• _REQUIREMENT_
Among the records below, find each line containing the word "this" and copy it.

*** MATERIAL PROVIDED ***

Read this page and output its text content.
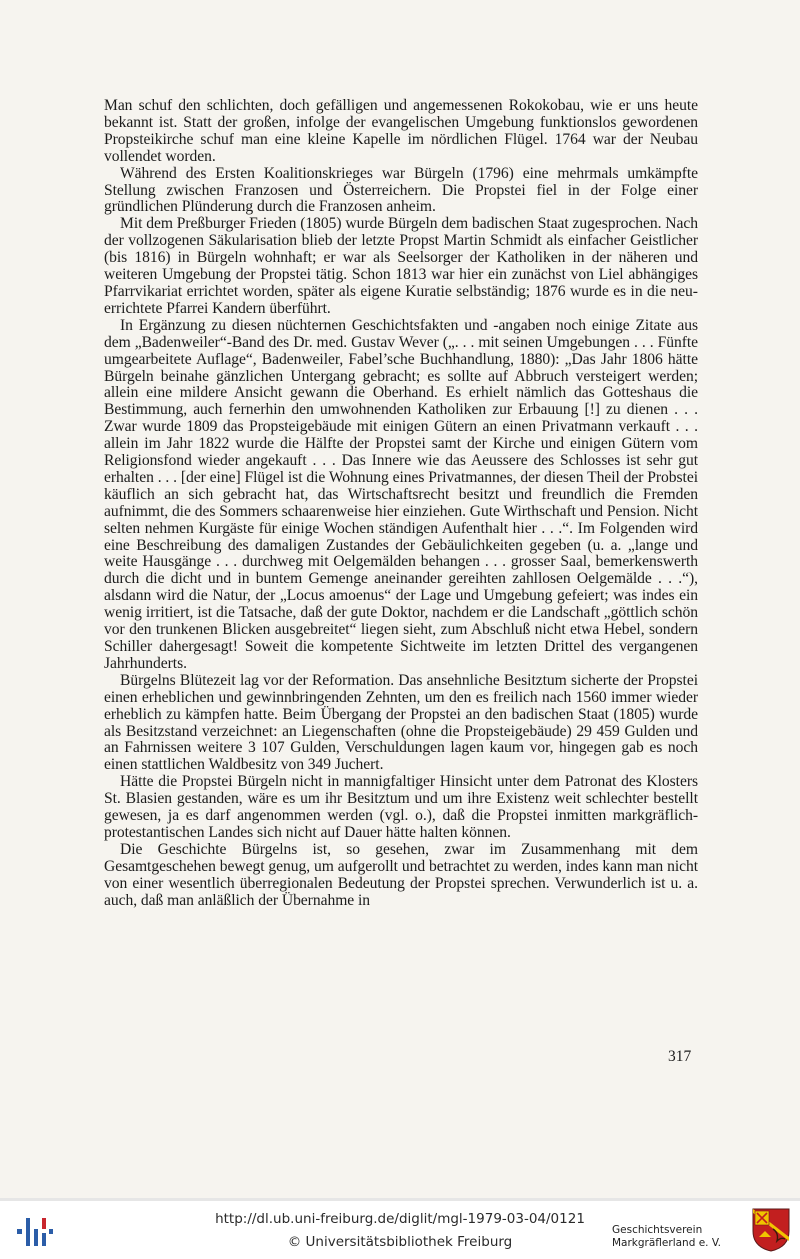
Man schuf den schlichten, doch gefälligen und angemessenen Rokokobau, wie er uns heute bekannt ist. Statt der großen, infolge der evangelischen Umgebung funktionslos gewordenen Propsteikirche schuf man eine kleine Kapelle im nördlichen Flügel. 1764 war der Neubau vollendet worden.

Während des Ersten Koalitionskrieges war Bürgeln (1796) eine mehrmals umkämpfte Stellung zwischen Franzosen und Österreichern. Die Propstei fiel in der Folge einer gründlichen Plünderung durch die Franzosen anheim.

Mit dem Preßburger Frieden (1805) wurde Bürgeln dem badischen Staat zugesprochen. Nach der vollzogenen Säkularisation blieb der letzte Propst Martin Schmidt als einfacher Geistlicher (bis 1816) in Bürgeln wohnhaft; er war als Seelsorger der Katholiken in der näheren und weiteren Umgebung der Propstei tätig. Schon 1813 war hier ein zunächst von Liel abhängiges Pfarrvikariat errichtet worden, später als eigene Kuratie selbständig; 1876 wurde es in die neuerrichtete Pfarrei Kandern überführt.

In Ergänzung zu diesen nüchternen Geschichtsfakten und -angaben noch einige Zitate aus dem „Badenweiler“-Band des Dr. med. Gustav Wever („. . . mit seinen Umgebungen . . . Fünfte umgearbeitete Auflage“, Badenweiler, Fabel’sche Buchhandlung, 1880): „Das Jahr 1806 hätte Bürgeln beinahe gänzlichen Untergang gebracht; es sollte auf Abbruch versteigert werden; allein eine mildere Ansicht gewann die Oberhand. Es erhielt nämlich das Gotteshaus die Bestimmung, auch fernerhin den umwohnenden Katholiken zur Erbauung [!] zu dienen . . . Zwar wurde 1809 das Propsteigebäude mit einigen Gütern an einen Privatmann verkauft . . . allein im Jahr 1822 wurde die Hälfte der Propstei samt der Kirche und einigen Gütern vom Religionsfond wieder angekauft . . . Das Innere wie das Aeussere des Schlosses ist sehr gut erhalten . . . [der eine] Flügel ist die Wohnung eines Privatmannes, der diesen Theil der Probstei käuflich an sich gebracht hat, das Wirtschaftsrecht besitzt und freundlich die Fremden aufnimmt, die des Sommers schaarenweise hier einziehen. Gute Wirthschaft und Pension. Nicht selten nehmen Kurgäste für einige Wochen ständigen Aufenthalt hier . . .“. Im Folgenden wird eine Beschreibung des damaligen Zustandes der Gebäulichkeiten gegeben (u. a. „lange und weite Hausgänge . . . durchweg mit Oelgemälden behangen . . . grosser Saal, bemerkenswerth durch die dicht und in buntem Gemenge aneinander gereihten zahllosen Oelgemälde . . .“), alsdann wird die Natur, der „Locus amoenus“ der Lage und Umgebung gefeiert; was indes ein wenig irritiert, ist die Tatsache, daß der gute Doktor, nachdem er die Landschaft „göttlich schön vor den trunkenen Blicken ausgebreitet“ liegen sieht, zum Abschluß nicht etwa Hebel, sondern Schiller dahergesagt! Soweit die kompetente Sichtweite im letzten Drittel des vergangenen Jahrhunderts.

Bürgelns Blütezeit lag vor der Reformation. Das ansehnliche Besitztum sicherte der Propstei einen erheblichen und gewinnbringenden Zehnten, um den es freilich nach 1560 immer wieder erheblich zu kämpfen hatte. Beim Übergang der Propstei an den badischen Staat (1805) wurde als Besitzstand verzeichnet: an Liegenschaften (ohne die Propsteigebäude) 29 459 Gulden und an Fahrnissen weitere 3 107 Gulden, Verschuldungen lagen kaum vor, hingegen gab es noch einen stattlichen Waldbesitz von 349 Juchert.

Hätte die Propstei Bürgeln nicht in mannigfaltiger Hinsicht unter dem Patronat des Klosters St. Blasien gestanden, wäre es um ihr Besitztum und um ihre Existenz weit schlechter bestellt gewesen, ja es darf angenommen werden (vgl. o.), daß die Propstei inmitten markgräflich-protestantischen Landes sich nicht auf Dauer hätte halten können.

Die Geschichte Bürgelns ist, so gesehen, zwar im Zusammenhang mit dem Gesamtgeschehen bewegt genug, um aufgerollt und betrachtet zu werden, indes kann man nicht von einer wesentlich überregionalen Bedeutung der Propstei sprechen. Verwunderlich ist u. a. auch, daß man anläßlich der Übernahme in

317

http://dl.ub.uni-freiburg.de/diglit/mgl-1979-03-04/0121
© Universitätsbibliothek Freiburg
Geschichtsverein
Markgräflerland e. V.
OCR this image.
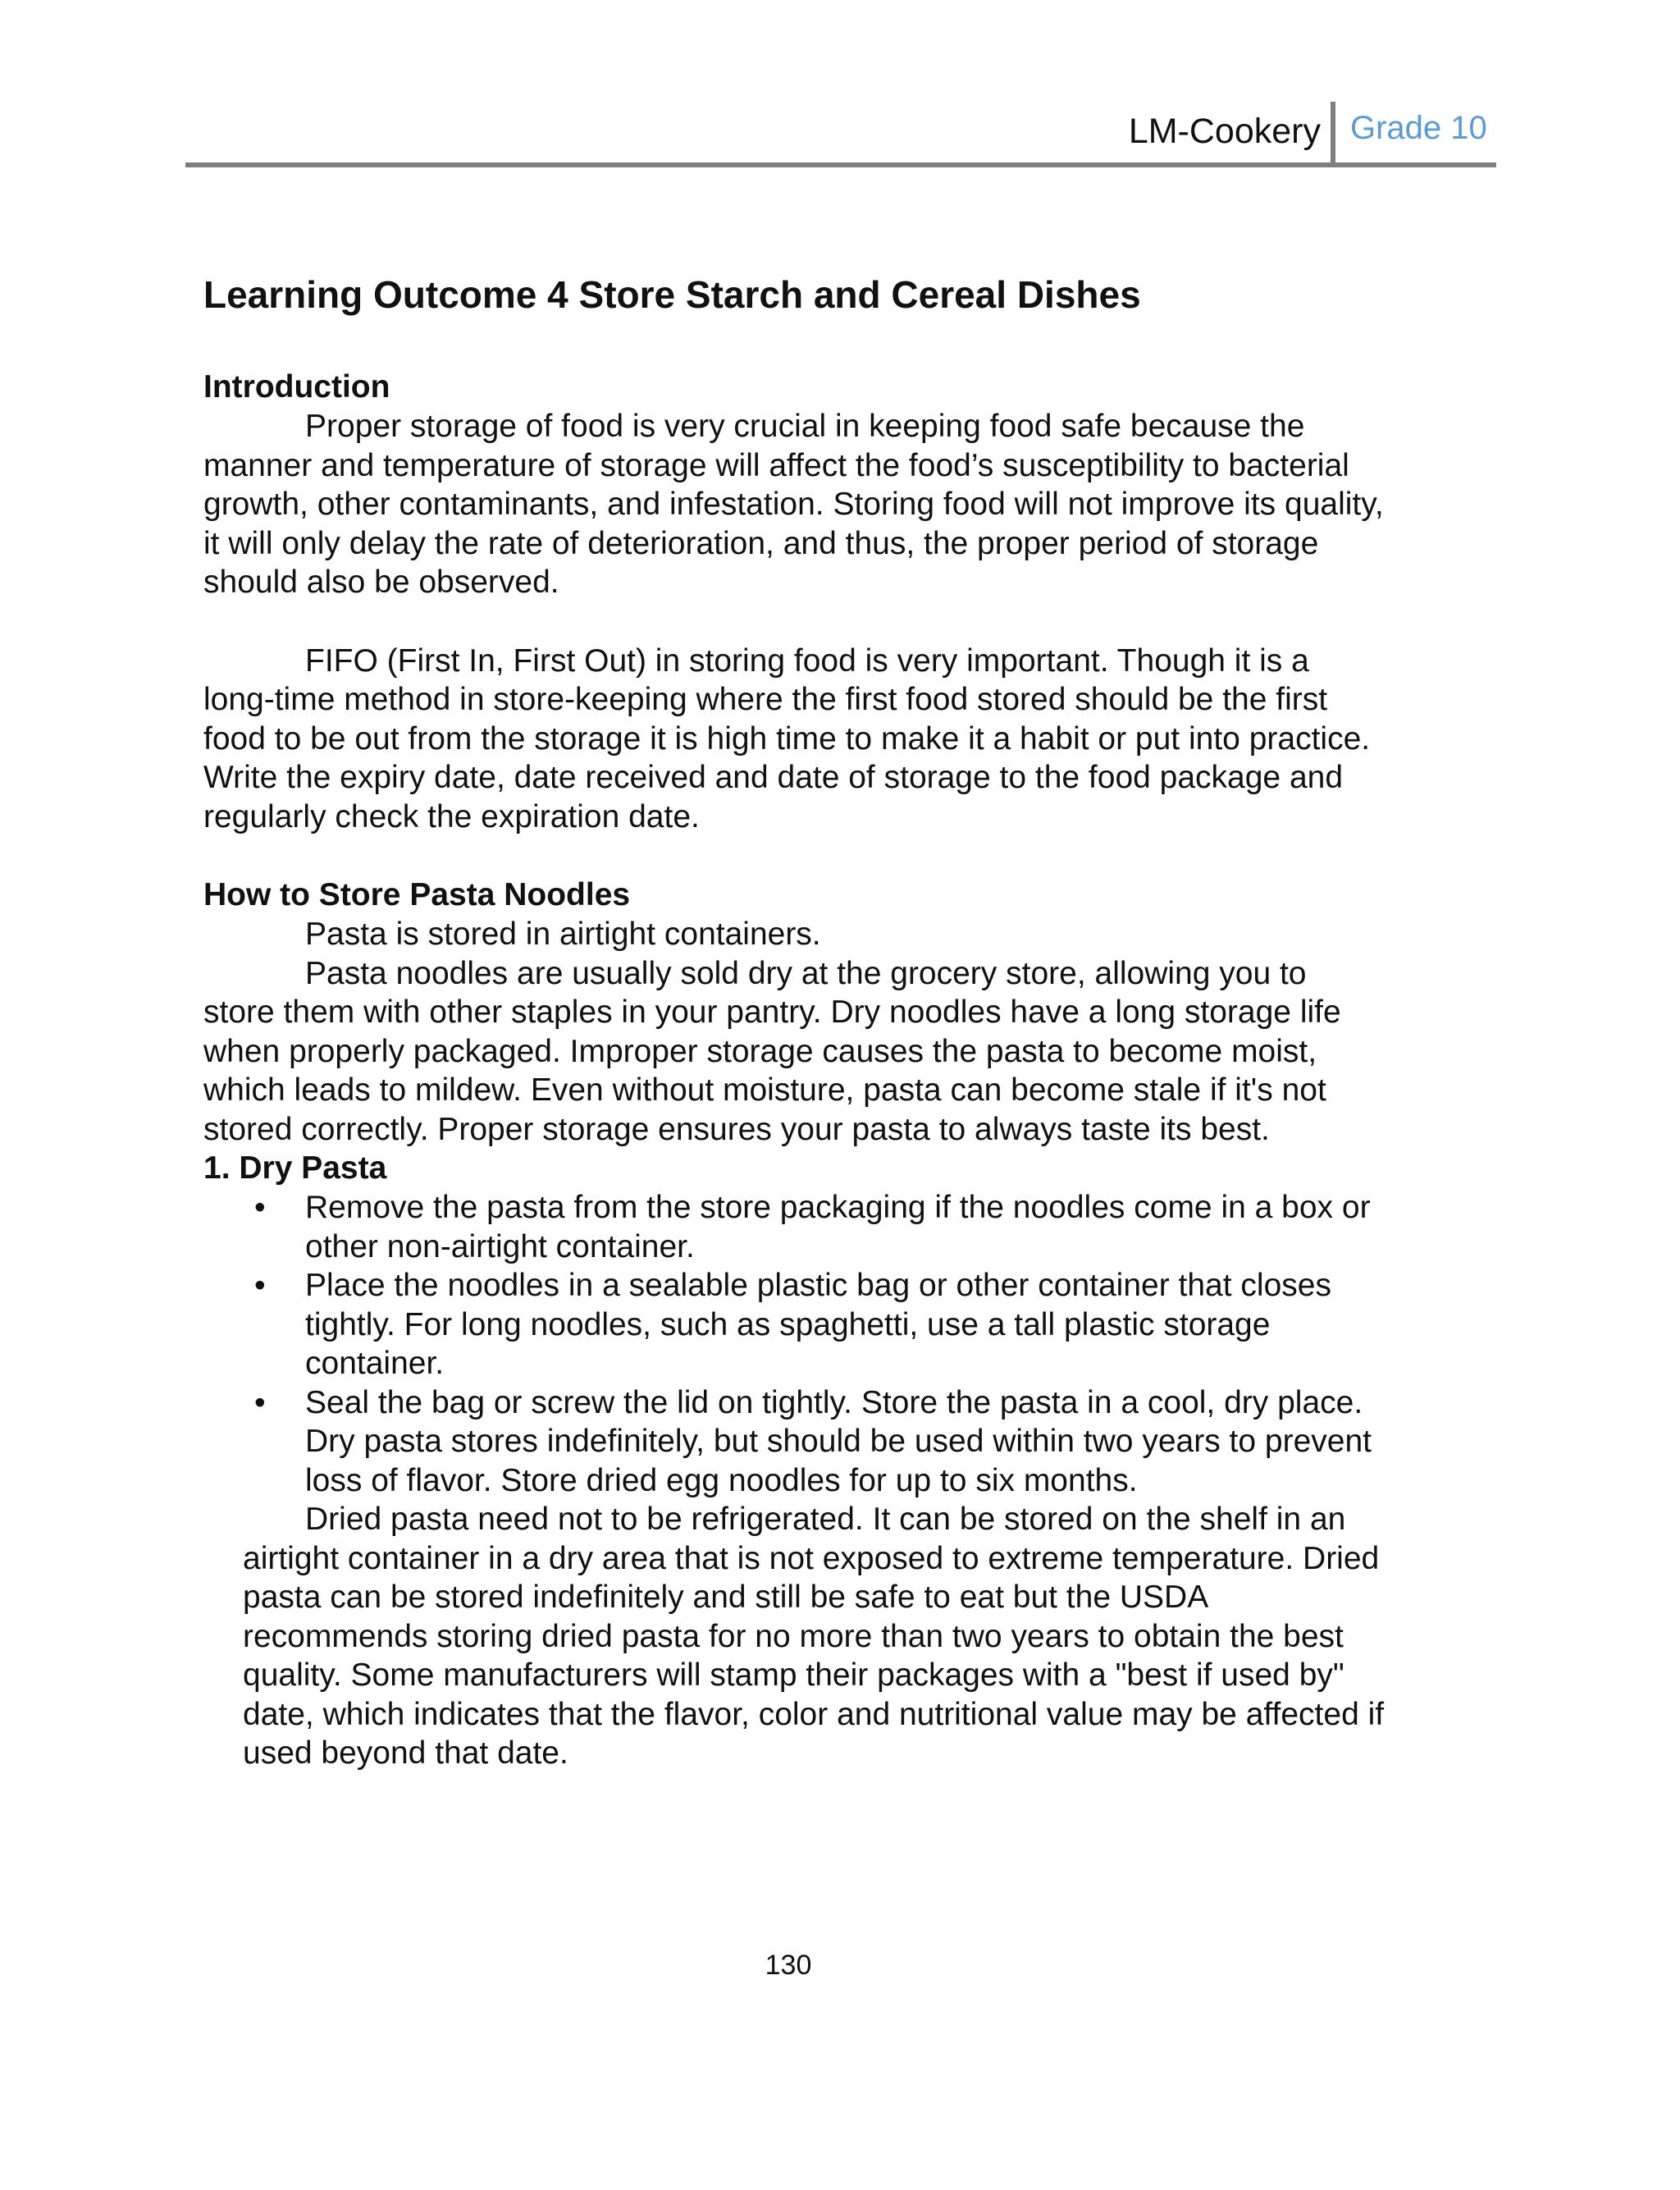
LM-Cookery Grade 10
Learning Outcome 4 Store Starch and Cereal Dishes
Introduction

Proper storage of food is very crucial in keeping food safe because the manner and temperature of storage will affect the food’s susceptibility to bacterial growth, other contaminants, and infestation. Storing food will not improve its quality, it will only delay the rate of deterioration, and thus, the proper period of storage should also be observed.

FIFO (First In, First Out) in storing food is very important. Though it is a long-time method in store-keeping where the first food stored should be the first food to be out from the storage it is high time to make it a habit or put into practice. Write the expiry date, date received and date of storage to the food package and regularly check the expiration date.

How to Store Pasta Noodles

Pasta is stored in airtight containers.

Pasta noodles are usually sold dry at the grocery store, allowing you to store them with other staples in your pantry. Dry noodles have a long storage life when properly packaged. Improper storage causes the pasta to become moist, which leads to mildew. Even without moisture, pasta can become stale if it's not stored correctly. Proper storage ensures your pasta to always taste its best.

1. Dry Pasta
• Remove the pasta from the store packaging if the noodles come in a box or other non-airtight container.
• Place the noodles in a sealable plastic bag or other container that closes tightly. For long noodles, such as spaghetti, use a tall plastic storage container.
• Seal the bag or screw the lid on tightly. Store the pasta in a cool, dry place. Dry pasta stores indefinitely, but should be used within two years to prevent loss of flavor. Store dried egg noodles for up to six months.

Dried pasta need not to be refrigerated. It can be stored on the shelf in an airtight container in a dry area that is not exposed to extreme temperature. Dried pasta can be stored indefinitely and still be safe to eat but the USDA recommends storing dried pasta for no more than two years to obtain the best quality. Some manufacturers will stamp their packages with a "best if used by" date, which indicates that the flavor, color and nutritional value may be affected if used beyond that date.

130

***

• _EXERCISE RESPONSE_
Read this page and output its text content.
OCR this image.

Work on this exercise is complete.